*THE REQUEST*
Scan the listing and work out how many lines contain the word "spbot". Nothing but the number should be given.
----
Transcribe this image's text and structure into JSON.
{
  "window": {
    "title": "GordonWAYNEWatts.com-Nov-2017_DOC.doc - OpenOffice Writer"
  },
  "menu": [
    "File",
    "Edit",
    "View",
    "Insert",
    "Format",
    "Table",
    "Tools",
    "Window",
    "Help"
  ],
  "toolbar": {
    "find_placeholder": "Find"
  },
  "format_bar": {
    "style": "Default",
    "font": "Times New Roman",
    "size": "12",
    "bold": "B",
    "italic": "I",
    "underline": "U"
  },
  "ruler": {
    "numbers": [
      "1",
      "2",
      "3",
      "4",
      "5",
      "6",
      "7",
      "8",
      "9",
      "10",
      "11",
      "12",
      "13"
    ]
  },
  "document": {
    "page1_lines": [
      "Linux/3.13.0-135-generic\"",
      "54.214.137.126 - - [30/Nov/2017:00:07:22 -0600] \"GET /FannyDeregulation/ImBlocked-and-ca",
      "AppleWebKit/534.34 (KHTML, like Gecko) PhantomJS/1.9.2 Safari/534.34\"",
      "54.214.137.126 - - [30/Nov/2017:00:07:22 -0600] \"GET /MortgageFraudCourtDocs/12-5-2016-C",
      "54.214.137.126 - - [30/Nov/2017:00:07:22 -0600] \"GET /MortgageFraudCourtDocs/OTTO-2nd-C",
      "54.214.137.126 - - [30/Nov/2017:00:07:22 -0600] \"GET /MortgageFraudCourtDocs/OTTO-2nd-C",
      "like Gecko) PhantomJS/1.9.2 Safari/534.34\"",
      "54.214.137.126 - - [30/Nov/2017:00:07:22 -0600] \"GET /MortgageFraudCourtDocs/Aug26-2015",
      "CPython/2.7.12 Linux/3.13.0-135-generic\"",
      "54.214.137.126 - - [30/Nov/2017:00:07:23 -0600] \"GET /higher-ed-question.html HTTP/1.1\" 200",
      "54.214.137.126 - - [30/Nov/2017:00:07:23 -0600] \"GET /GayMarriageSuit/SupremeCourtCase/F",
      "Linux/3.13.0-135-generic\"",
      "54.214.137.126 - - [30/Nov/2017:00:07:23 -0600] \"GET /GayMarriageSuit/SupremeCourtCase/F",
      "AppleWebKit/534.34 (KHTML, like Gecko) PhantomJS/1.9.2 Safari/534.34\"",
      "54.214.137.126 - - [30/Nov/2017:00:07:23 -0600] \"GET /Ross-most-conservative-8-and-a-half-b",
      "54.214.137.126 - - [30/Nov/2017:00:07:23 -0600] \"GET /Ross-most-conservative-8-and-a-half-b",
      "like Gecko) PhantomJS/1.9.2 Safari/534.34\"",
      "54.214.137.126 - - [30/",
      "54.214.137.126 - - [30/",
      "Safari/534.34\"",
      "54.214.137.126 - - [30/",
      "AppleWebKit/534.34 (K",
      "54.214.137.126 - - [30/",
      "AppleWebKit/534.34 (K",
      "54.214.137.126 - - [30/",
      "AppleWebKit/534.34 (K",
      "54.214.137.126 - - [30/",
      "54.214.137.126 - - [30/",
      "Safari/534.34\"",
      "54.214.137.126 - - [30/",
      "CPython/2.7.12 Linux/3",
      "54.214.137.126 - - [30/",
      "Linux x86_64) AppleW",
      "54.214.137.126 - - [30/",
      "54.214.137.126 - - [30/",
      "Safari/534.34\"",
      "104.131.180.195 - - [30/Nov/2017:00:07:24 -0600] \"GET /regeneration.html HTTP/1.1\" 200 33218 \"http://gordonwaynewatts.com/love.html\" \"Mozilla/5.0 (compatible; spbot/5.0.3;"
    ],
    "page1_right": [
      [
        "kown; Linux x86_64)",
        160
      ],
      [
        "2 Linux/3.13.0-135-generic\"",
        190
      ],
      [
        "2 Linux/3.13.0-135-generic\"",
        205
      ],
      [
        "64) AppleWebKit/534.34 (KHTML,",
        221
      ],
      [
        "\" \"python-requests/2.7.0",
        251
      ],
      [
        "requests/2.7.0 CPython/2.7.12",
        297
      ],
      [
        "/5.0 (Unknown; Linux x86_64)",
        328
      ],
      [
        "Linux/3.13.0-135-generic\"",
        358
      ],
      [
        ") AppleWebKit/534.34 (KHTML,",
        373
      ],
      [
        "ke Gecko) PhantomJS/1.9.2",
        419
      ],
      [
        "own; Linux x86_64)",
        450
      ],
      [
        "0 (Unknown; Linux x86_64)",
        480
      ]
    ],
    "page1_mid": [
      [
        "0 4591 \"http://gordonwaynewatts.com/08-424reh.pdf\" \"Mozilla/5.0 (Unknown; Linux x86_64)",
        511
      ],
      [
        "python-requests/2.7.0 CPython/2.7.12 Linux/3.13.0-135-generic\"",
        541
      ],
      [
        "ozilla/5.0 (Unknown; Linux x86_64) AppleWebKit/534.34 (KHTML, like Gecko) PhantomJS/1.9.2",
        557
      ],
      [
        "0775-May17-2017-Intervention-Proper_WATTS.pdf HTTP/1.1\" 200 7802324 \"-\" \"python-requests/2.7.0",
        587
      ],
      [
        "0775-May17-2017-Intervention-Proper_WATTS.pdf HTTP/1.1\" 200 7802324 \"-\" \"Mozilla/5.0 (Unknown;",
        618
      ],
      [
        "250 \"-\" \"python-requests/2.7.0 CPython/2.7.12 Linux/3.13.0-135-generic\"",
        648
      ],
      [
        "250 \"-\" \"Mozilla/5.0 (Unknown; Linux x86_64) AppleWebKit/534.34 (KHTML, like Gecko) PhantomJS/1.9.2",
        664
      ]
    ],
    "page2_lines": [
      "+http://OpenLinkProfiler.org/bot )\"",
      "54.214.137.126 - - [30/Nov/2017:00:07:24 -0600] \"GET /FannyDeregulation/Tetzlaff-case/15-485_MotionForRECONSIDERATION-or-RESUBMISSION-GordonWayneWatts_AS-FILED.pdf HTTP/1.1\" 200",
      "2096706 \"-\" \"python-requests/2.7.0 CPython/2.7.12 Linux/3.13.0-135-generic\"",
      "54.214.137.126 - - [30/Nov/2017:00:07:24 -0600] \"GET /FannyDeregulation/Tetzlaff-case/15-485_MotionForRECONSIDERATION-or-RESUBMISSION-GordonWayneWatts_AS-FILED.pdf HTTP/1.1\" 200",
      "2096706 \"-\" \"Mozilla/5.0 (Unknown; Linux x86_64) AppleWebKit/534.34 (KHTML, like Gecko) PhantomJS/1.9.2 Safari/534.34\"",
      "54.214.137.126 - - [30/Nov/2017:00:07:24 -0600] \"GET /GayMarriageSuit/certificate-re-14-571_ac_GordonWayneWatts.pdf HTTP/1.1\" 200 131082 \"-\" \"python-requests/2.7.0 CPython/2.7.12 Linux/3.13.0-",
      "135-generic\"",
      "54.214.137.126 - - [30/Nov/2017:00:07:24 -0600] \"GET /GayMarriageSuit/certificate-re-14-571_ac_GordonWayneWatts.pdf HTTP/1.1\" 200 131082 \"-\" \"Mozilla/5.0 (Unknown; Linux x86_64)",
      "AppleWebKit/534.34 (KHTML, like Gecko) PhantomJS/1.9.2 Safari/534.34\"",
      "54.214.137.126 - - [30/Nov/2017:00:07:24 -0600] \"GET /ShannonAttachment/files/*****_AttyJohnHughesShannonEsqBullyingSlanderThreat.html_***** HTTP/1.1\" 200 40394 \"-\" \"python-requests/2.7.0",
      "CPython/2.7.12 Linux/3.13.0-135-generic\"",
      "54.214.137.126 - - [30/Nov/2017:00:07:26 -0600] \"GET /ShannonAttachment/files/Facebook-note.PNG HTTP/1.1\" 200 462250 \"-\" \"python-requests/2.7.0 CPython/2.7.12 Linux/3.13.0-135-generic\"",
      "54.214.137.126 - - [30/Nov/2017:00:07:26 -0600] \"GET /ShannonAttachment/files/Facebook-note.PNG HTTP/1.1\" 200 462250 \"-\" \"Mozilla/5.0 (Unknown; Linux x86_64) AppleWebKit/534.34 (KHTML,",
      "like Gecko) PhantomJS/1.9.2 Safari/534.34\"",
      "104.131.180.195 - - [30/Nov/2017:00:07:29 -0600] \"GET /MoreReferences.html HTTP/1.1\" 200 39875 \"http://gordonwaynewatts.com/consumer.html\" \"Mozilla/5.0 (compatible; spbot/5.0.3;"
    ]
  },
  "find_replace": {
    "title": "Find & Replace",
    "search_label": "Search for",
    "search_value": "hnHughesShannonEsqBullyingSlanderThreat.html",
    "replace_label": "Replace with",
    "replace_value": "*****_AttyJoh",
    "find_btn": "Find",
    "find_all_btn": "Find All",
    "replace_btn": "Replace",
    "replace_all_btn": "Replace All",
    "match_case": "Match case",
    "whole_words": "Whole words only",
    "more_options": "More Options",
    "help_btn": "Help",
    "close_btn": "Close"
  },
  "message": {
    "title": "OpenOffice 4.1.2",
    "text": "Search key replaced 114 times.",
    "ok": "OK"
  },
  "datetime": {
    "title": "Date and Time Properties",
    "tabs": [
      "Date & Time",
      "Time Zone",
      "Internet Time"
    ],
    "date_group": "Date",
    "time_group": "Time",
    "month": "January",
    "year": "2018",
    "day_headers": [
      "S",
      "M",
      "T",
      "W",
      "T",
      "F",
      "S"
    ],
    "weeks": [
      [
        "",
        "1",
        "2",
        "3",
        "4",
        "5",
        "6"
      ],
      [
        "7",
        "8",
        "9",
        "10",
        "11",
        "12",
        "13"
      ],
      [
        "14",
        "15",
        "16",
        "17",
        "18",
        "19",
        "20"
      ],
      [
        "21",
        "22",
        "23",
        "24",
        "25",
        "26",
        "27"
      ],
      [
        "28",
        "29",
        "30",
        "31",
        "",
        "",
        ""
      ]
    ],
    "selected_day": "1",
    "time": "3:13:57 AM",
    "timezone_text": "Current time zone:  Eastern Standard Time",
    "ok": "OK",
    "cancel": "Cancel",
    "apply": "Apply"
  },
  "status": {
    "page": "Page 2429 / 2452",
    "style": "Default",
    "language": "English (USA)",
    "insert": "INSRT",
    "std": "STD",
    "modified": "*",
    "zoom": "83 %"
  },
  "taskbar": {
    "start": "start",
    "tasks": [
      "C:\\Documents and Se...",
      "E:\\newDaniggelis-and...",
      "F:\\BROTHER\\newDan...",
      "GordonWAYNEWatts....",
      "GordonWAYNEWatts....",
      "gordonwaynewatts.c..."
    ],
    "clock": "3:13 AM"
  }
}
----
*WORKED SOLUTION*
2